AIM ▸
Select each line where the word "funded" appears.

-----

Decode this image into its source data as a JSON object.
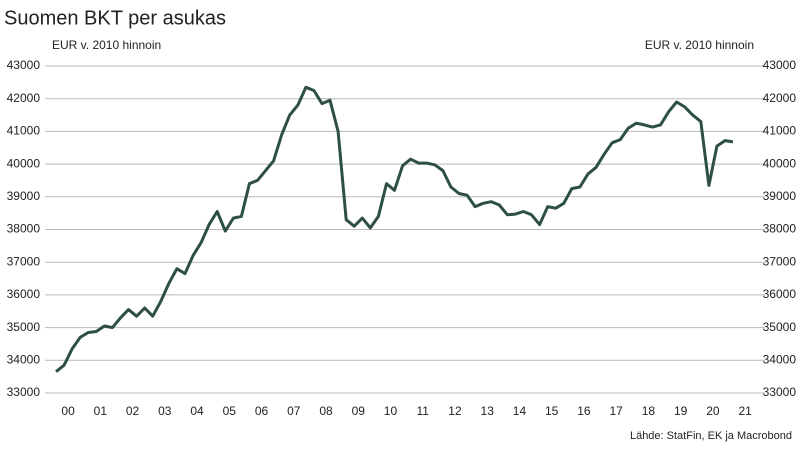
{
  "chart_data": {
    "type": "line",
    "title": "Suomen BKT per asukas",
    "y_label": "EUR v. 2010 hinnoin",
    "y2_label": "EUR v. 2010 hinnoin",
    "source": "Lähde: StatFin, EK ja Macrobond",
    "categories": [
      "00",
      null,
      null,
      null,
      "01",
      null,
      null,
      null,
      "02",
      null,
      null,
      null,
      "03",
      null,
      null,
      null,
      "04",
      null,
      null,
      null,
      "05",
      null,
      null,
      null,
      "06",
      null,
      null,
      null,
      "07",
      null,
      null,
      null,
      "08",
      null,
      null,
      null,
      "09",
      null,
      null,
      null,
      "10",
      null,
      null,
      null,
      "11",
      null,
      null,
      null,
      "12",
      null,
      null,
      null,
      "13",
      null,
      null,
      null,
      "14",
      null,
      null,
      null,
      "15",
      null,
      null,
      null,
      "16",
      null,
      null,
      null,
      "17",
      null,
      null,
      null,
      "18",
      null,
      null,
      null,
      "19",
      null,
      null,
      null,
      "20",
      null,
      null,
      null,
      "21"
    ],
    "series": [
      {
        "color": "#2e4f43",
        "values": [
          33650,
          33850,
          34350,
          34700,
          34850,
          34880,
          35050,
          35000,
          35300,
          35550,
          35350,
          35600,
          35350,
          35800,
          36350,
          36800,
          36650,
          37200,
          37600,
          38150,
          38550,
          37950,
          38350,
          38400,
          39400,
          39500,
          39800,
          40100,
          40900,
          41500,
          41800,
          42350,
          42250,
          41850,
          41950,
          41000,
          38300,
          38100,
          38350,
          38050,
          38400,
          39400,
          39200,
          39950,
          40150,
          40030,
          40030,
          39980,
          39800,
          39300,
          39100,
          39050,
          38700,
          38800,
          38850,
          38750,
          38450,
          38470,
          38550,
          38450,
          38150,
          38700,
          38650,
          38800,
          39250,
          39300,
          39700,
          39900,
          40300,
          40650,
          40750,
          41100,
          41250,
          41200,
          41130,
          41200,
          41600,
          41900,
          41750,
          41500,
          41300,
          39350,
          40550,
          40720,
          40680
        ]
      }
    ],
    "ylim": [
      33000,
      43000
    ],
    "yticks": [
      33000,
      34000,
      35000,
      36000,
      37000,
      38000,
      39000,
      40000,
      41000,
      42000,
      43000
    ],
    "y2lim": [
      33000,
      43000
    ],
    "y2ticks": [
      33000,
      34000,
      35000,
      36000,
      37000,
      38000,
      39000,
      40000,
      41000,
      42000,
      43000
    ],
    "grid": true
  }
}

-----

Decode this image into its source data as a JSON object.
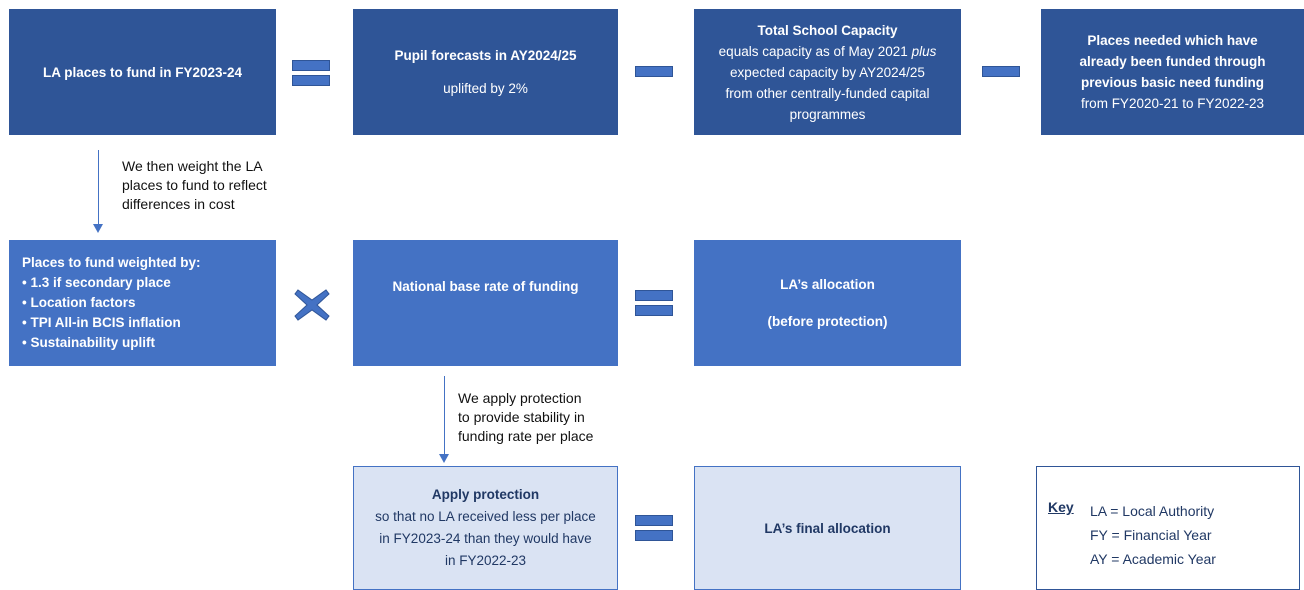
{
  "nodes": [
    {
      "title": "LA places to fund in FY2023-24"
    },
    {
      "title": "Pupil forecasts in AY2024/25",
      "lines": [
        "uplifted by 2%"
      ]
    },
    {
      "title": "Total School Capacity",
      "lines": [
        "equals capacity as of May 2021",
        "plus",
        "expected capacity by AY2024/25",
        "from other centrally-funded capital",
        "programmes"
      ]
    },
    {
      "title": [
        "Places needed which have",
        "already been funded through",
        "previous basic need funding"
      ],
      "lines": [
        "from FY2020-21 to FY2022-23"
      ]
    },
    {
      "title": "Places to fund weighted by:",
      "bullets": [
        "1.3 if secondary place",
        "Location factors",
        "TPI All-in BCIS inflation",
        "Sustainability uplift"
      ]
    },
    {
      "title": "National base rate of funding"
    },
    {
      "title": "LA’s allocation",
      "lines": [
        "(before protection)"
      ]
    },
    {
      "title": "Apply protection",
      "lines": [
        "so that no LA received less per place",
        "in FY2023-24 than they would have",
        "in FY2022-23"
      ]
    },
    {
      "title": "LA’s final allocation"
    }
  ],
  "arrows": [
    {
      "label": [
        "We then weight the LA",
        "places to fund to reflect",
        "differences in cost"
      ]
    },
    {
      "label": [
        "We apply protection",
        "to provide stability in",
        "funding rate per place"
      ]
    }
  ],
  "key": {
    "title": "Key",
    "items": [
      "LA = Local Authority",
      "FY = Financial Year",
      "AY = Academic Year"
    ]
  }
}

-----

TASK ANSWER ▸
        "from other centrally-funded capital",
        "already been funded through",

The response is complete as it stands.